◆ **Your objective**
Repeat every record below exactly as written.

----- Given records

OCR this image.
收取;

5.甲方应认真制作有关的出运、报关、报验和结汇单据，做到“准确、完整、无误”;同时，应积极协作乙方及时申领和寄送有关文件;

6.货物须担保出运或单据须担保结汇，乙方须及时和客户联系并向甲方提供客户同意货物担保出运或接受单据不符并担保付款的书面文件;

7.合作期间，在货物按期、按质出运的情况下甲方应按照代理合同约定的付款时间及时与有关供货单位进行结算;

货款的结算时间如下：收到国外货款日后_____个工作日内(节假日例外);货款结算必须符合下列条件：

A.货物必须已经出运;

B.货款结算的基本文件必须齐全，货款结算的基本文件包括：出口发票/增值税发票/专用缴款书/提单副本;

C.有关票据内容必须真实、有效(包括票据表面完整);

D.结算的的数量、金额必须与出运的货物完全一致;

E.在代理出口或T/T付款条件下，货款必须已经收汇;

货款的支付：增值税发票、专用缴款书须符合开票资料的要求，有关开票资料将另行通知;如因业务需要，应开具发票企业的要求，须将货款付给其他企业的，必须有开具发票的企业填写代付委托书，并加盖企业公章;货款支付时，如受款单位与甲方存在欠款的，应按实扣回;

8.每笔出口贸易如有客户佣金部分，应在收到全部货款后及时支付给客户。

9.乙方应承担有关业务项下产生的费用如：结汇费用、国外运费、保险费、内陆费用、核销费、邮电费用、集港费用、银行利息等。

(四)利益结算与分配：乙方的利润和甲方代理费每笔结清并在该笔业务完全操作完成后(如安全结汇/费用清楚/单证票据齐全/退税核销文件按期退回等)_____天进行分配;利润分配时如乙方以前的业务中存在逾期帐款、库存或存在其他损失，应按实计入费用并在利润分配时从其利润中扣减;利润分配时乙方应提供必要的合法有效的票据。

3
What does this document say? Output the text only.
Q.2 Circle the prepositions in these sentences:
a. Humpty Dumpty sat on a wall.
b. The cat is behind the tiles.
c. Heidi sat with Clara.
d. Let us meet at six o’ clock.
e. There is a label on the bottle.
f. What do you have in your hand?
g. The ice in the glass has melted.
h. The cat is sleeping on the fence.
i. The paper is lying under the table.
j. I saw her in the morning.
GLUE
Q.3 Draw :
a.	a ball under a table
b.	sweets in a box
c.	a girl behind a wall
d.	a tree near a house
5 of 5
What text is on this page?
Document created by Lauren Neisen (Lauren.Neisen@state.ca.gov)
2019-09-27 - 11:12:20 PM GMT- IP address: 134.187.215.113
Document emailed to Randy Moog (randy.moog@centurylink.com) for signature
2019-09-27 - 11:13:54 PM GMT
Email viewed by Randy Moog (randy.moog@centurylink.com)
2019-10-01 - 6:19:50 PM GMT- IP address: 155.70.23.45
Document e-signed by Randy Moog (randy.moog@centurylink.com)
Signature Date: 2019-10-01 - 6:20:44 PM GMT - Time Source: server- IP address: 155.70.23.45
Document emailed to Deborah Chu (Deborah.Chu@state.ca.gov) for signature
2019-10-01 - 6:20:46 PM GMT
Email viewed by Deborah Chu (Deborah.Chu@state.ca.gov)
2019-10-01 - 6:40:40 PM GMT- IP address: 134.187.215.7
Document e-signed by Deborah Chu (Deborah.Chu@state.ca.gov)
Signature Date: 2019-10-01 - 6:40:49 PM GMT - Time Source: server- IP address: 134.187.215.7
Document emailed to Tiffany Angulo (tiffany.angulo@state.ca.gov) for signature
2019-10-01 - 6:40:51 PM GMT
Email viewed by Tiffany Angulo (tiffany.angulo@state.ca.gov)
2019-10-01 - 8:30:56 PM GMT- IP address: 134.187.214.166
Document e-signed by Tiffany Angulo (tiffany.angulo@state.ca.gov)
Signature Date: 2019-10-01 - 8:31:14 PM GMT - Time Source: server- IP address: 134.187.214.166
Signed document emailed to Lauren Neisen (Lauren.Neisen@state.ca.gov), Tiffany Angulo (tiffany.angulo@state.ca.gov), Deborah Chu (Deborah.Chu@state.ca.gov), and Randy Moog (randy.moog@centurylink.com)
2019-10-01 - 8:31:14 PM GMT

----------

◆ **Answer to the exercise**
OCR this image.
收取;

5.甲方应认真制作有关的出运、报关、报验和结汇单据，做到“准确、完整、无误”;同时，应积极协作乙方及时申领和寄送有关文件;

6.货物须担保出运或单据须担保结汇，乙方须及时和客户联系并向甲方提供客户同意货物担保出运或接受单据不符并担保付款的书面文件;

7.合作期间，在货物按期、按质出运的情况下甲方应按照代理合同约定的付款时间及时与有关供货单位进行结算;

货款的结算时间如下：收到国外货款日后_____个工作日内(节假日例外);货款结算必须符合下列条件：

A.货物必须已经出运;

B.货款结算的基本文件必须齐全，货款结算的基本文件包括：出口发票/增值税发票/专用缴款书/提单副本;

C.有关票据内容必须真实、有效(包括票据表面完整);

D.结算的的数量、金额必须与出运的货物完全一致;

E.在代理出口或T/T付款条件下，货款必须已经收汇;

货款的支付：增值税发票、专用缴款书须符合开票资料的要求，有关开票资料将另行通知;如因业务需要，应开具发票企业的要求，须将货款付给其他企业的，必须有开具发票的企业填写代付委托书，并加盖企业公章;货款支付时，如受款单位与甲方存在欠款的，应按实扣回;

8.每笔出口贸易如有客户佣金部分，应在收到全部货款后及时支付给客户。

9.乙方应承担有关业务项下产生的费用如：结汇费用、国外运费、保险费、内陆费用、核销费、邮电费用、集港费用、银行利息等。

(四)利益结算与分配：乙方的利润和甲方代理费每笔结清并在该笔业务完全操作完成后(如安全结汇/费用清楚/单证票据齐全/退税核销文件按期退回等)_____天进行分配;利润分配时如乙方以前的业务中存在逾期帐款、库存或存在其他损失，应按实计入费用并在利润分配时从其利润中扣减;利润分配时乙方应提供必要的合法有效的票据。

3
What does this document say? Output the text only.
Q.2 Circle the prepositions in these sentences:
a. Humpty Dumpty sat on a wall.
b. The cat is behind the tiles.
c. Heidi sat with Clara.
d. Let us meet at six o’ clock.
e. There is a label on the bottle.
f. What do you have in your hand?
g. The ice in the glass has melted.
h. The cat is sleeping on the fence.
i. The paper is lying under the table.
j. I saw her in the morning.
GLUE
Q.3 Draw :
a.	a ball under a table
b.	sweets in a box
c.	a girl behind a wall
d.	a tree near a house
5 of 5
What text is on this page?
Document created by Lauren Neisen (Lauren.Neisen@state.ca.gov)
2019-09-27 - 11:12:20 PM GMT- IP address: 134.187.215.113
Document emailed to Randy Moog (randy.moog@centurylink.com) for signature
2019-09-27 - 11:13:54 PM GMT
Email viewed by Randy Moog (randy.moog@centurylink.com)
2019-10-01 - 6:19:50 PM GMT- IP address: 155.70.23.45
Document e-signed by Randy Moog (randy.moog@centurylink.com)
Signature Date: 2019-10-01 - 6:20:44 PM GMT - Time Source: server- IP address: 155.70.23.45
Document emailed to Deborah Chu (Deborah.Chu@state.ca.gov) for signature
2019-10-01 - 6:20:46 PM GMT
Email viewed by Deborah Chu (Deborah.Chu@state.ca.gov)
2019-10-01 - 6:40:40 PM GMT- IP address: 134.187.215.7
Document e-signed by Deborah Chu (Deborah.Chu@state.ca.gov)
Signature Date: 2019-10-01 - 6:40:49 PM GMT - Time Source: server- IP address: 134.187.215.7
Document emailed to Tiffany Angulo (tiffany.angulo@state.ca.gov) for signature
2019-10-01 - 6:40:51 PM GMT
Email viewed by Tiffany Angulo (tiffany.angulo@state.ca.gov)
2019-10-01 - 8:30:56 PM GMT- IP address: 134.187.214.166
Document e-signed by Tiffany Angulo (tiffany.angulo@state.ca.gov)
Signature Date: 2019-10-01 - 8:31:14 PM GMT - Time Source: server- IP address: 134.187.214.166
Signed document emailed to Lauren Neisen (Lauren.Neisen@state.ca.gov), Tiffany Angulo (tiffany.angulo@state.ca.gov), Deborah Chu (Deborah.Chu@state.ca.gov), and Randy Moog (randy.moog@centurylink.com)
2019-10-01 - 8:31:14 PM GMT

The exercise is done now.